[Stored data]
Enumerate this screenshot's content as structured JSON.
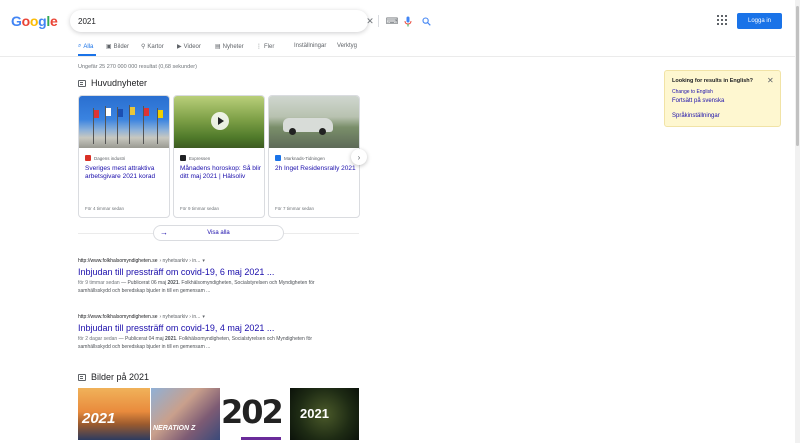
{
  "logo": {
    "text": "Google"
  },
  "search": {
    "query": "2021"
  },
  "header": {
    "login_label": "Logga in"
  },
  "tabs": [
    {
      "label": "Alla",
      "icon": "search-icon"
    },
    {
      "label": "Bilder",
      "icon": "image-icon"
    },
    {
      "label": "Kartor",
      "icon": "map-pin-icon"
    },
    {
      "label": "Videor",
      "icon": "play-icon"
    },
    {
      "label": "Nyheter",
      "icon": "news-icon"
    },
    {
      "label": "Fler",
      "icon": "more-icon"
    },
    {
      "label": "Inställningar",
      "icon": ""
    },
    {
      "label": "Verktyg",
      "icon": ""
    }
  ],
  "result_stats": "Ungefär 25 270 000 000 resultat (0,68 sekunder)",
  "top_stories": {
    "heading": "Huvudnyheter",
    "cards": [
      {
        "source": "Dagens industri",
        "title": "Sveriges mest attraktiva arbetsgivare 2021 korad",
        "time": "För 4 timmar sedan",
        "fav_color": "#d93025"
      },
      {
        "source": "Expressen",
        "title": "Månadens horoskop: Så blir ditt maj 2021 | Hälsoliv",
        "time": "För 9 timmar sedan",
        "fav_color": "#202124"
      },
      {
        "source": "Marknads-Tidningen",
        "title": "2h Inget Residensrally 2021",
        "time": "För 7 timmar sedan",
        "fav_color": "#1a73e8"
      }
    ],
    "show_all": "Visa alla"
  },
  "results": [
    {
      "url": "http://www.folkhalsomyndigheten.se",
      "crumb": "› nyhetsarkiv › in...",
      "title": "Inbjudan till pressträff om covid-19, 6 maj 2021 ...",
      "date": "för 9 timmar sedan",
      "snippet_pre": " — Publicerat 06 maj ",
      "snippet_bold": "2021",
      "snippet_post": ". Folkhälsomyndigheten, Socialstyrelsen och Myndigheten för samhällsskydd och beredskap bjuder in till en gemensam ..."
    },
    {
      "url": "http://www.folkhalsomyndigheten.se",
      "crumb": "› nyhetsarkiv › in...",
      "title": "Inbjudan till pressträff om covid-19, 4 maj 2021 ...",
      "date": "för 2 dagar sedan",
      "snippet_pre": " — Publicerat 04 maj ",
      "snippet_bold": "2021",
      "snippet_post": ". Folkhälsomyndigheten, Socialstyrelsen och Myndigheten för samhällsskydd och beredskap bjuder in till en gemensam ..."
    }
  ],
  "images_section": {
    "heading": "Bilder på 2021",
    "thumbs": [
      {
        "overlay": "2021"
      },
      {
        "overlay": "NERATION Z"
      },
      {
        "overlay": "202"
      },
      {
        "overlay": "2021"
      }
    ]
  },
  "lang_prompt": {
    "question": "Looking for results in English?",
    "change": "Change to English",
    "keep": "Fortsätt på svenska",
    "settings": "Språkinställningar"
  }
}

#### Problem statement
Transcribe the full listing above exactly, with the images removed.

#### The result
Enumerate this screenshot's content as structured JSON.
{
  "logo": {
    "text": "Google"
  },
  "search": {
    "query": "2021"
  },
  "header": {
    "login_label": "Logga in"
  },
  "tabs": [
    {
      "label": "Alla",
      "icon": "search-icon"
    },
    {
      "label": "Bilder",
      "icon": "image-icon"
    },
    {
      "label": "Kartor",
      "icon": "map-pin-icon"
    },
    {
      "label": "Videor",
      "icon": "play-icon"
    },
    {
      "label": "Nyheter",
      "icon": "news-icon"
    },
    {
      "label": "Fler",
      "icon": "more-icon"
    },
    {
      "label": "Inställningar",
      "icon": ""
    },
    {
      "label": "Verktyg",
      "icon": ""
    }
  ],
  "result_stats": "Ungefär 25 270 000 000 resultat (0,68 sekunder)",
  "top_stories": {
    "heading": "Huvudnyheter",
    "cards": [
      {
        "source": "Dagens industri",
        "title": "Sveriges mest attraktiva arbetsgivare 2021 korad",
        "time": "För 4 timmar sedan",
        "fav_color": "#d93025"
      },
      {
        "source": "Expressen",
        "title": "Månadens horoskop: Så blir ditt maj 2021 | Hälsoliv",
        "time": "För 9 timmar sedan",
        "fav_color": "#202124"
      },
      {
        "source": "Marknads-Tidningen",
        "title": "2h Inget Residensrally 2021",
        "time": "För 7 timmar sedan",
        "fav_color": "#1a73e8"
      }
    ],
    "show_all": "Visa alla"
  },
  "results": [
    {
      "url": "http://www.folkhalsomyndigheten.se",
      "crumb": "› nyhetsarkiv › in...",
      "title": "Inbjudan till pressträff om covid-19, 6 maj 2021 ...",
      "date": "för 9 timmar sedan",
      "snippet_pre": " — Publicerat 06 maj ",
      "snippet_bold": "2021",
      "snippet_post": ". Folkhälsomyndigheten, Socialstyrelsen och Myndigheten för samhällsskydd och beredskap bjuder in till en gemensam ..."
    },
    {
      "url": "http://www.folkhalsomyndigheten.se",
      "crumb": "› nyhetsarkiv › in...",
      "title": "Inbjudan till pressträff om covid-19, 4 maj 2021 ...",
      "date": "för 2 dagar sedan",
      "snippet_pre": " — Publicerat 04 maj ",
      "snippet_bold": "2021",
      "snippet_post": ". Folkhälsomyndigheten, Socialstyrelsen och Myndigheten för samhällsskydd och beredskap bjuder in till en gemensam ..."
    }
  ],
  "images_section": {
    "heading": "Bilder på 2021",
    "thumbs": [
      {
        "overlay": "2021"
      },
      {
        "overlay": "NERATION Z"
      },
      {
        "overlay": "202"
      },
      {
        "overlay": "2021"
      }
    ]
  },
  "lang_prompt": {
    "question": "Looking for results in English?",
    "change": "Change to English",
    "keep": "Fortsätt på svenska",
    "settings": "Språkinställningar"
  }
}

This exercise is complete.